> _Provided records_:

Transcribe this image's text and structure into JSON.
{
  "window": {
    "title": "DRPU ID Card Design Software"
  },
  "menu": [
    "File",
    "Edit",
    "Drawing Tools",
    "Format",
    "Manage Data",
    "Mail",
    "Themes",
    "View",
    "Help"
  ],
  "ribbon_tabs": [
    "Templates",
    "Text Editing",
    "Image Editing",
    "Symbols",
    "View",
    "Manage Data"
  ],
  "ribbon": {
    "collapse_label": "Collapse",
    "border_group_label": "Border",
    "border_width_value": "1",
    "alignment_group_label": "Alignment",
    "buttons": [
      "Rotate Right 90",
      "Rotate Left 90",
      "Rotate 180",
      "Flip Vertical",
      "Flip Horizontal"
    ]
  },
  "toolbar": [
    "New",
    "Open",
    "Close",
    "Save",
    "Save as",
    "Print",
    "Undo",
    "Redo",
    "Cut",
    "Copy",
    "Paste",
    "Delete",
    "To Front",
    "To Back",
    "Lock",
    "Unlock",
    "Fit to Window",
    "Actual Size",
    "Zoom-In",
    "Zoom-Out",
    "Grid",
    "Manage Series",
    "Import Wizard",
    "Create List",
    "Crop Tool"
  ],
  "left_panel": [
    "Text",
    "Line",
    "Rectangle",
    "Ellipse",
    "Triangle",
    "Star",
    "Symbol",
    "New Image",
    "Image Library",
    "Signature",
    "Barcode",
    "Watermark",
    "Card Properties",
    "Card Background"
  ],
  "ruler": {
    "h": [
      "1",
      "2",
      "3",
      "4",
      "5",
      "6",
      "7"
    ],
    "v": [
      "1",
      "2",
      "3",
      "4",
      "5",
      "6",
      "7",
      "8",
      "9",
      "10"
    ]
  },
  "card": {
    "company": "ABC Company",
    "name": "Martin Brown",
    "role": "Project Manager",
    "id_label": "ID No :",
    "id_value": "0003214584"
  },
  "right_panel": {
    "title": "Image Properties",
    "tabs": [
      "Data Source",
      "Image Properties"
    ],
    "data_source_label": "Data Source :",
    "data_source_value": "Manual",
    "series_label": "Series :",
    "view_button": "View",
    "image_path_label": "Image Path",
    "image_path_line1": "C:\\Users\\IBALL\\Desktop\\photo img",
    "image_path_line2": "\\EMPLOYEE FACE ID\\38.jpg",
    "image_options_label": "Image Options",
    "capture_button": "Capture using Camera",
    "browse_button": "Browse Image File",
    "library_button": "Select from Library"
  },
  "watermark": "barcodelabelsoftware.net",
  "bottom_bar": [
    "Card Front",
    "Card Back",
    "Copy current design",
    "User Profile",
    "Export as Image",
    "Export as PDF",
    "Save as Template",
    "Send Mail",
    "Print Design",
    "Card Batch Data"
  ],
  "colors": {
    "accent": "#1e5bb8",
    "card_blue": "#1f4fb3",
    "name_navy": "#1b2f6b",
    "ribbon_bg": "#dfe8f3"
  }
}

> _Exercise instructions_: Give back the data above exactly as it appears.

> _Exercise solution_:
Transcribe this image's text and structure into JSON.
{
  "window": {
    "title": "DRPU ID Card Design Software"
  },
  "menu": [
    "File",
    "Edit",
    "Drawing Tools",
    "Format",
    "Manage Data",
    "Mail",
    "Themes",
    "View",
    "Help"
  ],
  "ribbon_tabs": [
    "Templates",
    "Text Editing",
    "Image Editing",
    "Symbols",
    "View",
    "Manage Data"
  ],
  "ribbon": {
    "collapse_label": "Collapse",
    "border_group_label": "Border",
    "border_width_value": "1",
    "alignment_group_label": "Alignment",
    "buttons": [
      "Rotate Right 90",
      "Rotate Left 90",
      "Rotate 180",
      "Flip Vertical",
      "Flip Horizontal"
    ]
  },
  "toolbar": [
    "New",
    "Open",
    "Close",
    "Save",
    "Save as",
    "Print",
    "Undo",
    "Redo",
    "Cut",
    "Copy",
    "Paste",
    "Delete",
    "To Front",
    "To Back",
    "Lock",
    "Unlock",
    "Fit to Window",
    "Actual Size",
    "Zoom-In",
    "Zoom-Out",
    "Grid",
    "Manage Series",
    "Import Wizard",
    "Create List",
    "Crop Tool"
  ],
  "left_panel": [
    "Text",
    "Line",
    "Rectangle",
    "Ellipse",
    "Triangle",
    "Star",
    "Symbol",
    "New Image",
    "Image Library",
    "Signature",
    "Barcode",
    "Watermark",
    "Card Properties",
    "Card Background"
  ],
  "ruler": {
    "h": [
      "1",
      "2",
      "3",
      "4",
      "5",
      "6",
      "7"
    ],
    "v": [
      "1",
      "2",
      "3",
      "4",
      "5",
      "6",
      "7",
      "8",
      "9",
      "10"
    ]
  },
  "card": {
    "company": "ABC Company",
    "name": "Martin Brown",
    "role": "Project Manager",
    "id_label": "ID No :",
    "id_value": "0003214584"
  },
  "right_panel": {
    "title": "Image Properties",
    "tabs": [
      "Data Source",
      "Image Properties"
    ],
    "data_source_label": "Data Source :",
    "data_source_value": "Manual",
    "series_label": "Series :",
    "view_button": "View",
    "image_path_label": "Image Path",
    "image_path_line1": "C:\\Users\\IBALL\\Desktop\\photo img",
    "image_path_line2": "\\EMPLOYEE FACE ID\\38.jpg",
    "image_options_label": "Image Options",
    "capture_button": "Capture using Camera",
    "browse_button": "Browse Image File",
    "library_button": "Select from Library"
  },
  "watermark": "barcodelabelsoftware.net",
  "bottom_bar": [
    "Card Front",
    "Card Back",
    "Copy current design",
    "User Profile",
    "Export as Image",
    "Export as PDF",
    "Save as Template",
    "Send Mail",
    "Print Design",
    "Card Batch Data"
  ],
  "colors": {
    "accent": "#1e5bb8",
    "card_blue": "#1f4fb3",
    "name_navy": "#1b2f6b",
    "ribbon_bg": "#dfe8f3"
  }
}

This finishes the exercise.